Dataset entries
-- Start --

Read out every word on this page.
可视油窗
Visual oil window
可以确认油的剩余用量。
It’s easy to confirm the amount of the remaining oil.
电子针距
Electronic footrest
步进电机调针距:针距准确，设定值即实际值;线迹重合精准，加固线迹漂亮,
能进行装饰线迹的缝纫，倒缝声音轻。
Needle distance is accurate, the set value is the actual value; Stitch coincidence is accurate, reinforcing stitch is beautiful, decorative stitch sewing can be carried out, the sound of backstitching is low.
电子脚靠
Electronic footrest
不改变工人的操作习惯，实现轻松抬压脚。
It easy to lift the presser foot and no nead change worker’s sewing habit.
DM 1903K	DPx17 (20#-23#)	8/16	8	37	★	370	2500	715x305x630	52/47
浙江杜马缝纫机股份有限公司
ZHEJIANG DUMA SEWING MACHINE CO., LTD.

-- End --

* EXERCISE
Copy out each line in the preceding records that contains "easy".

* EXERCISE RESULT
It’s easy to confirm the amount of the remaining oil.
It easy to lift the presser foot and no nead change worker’s sewing habit.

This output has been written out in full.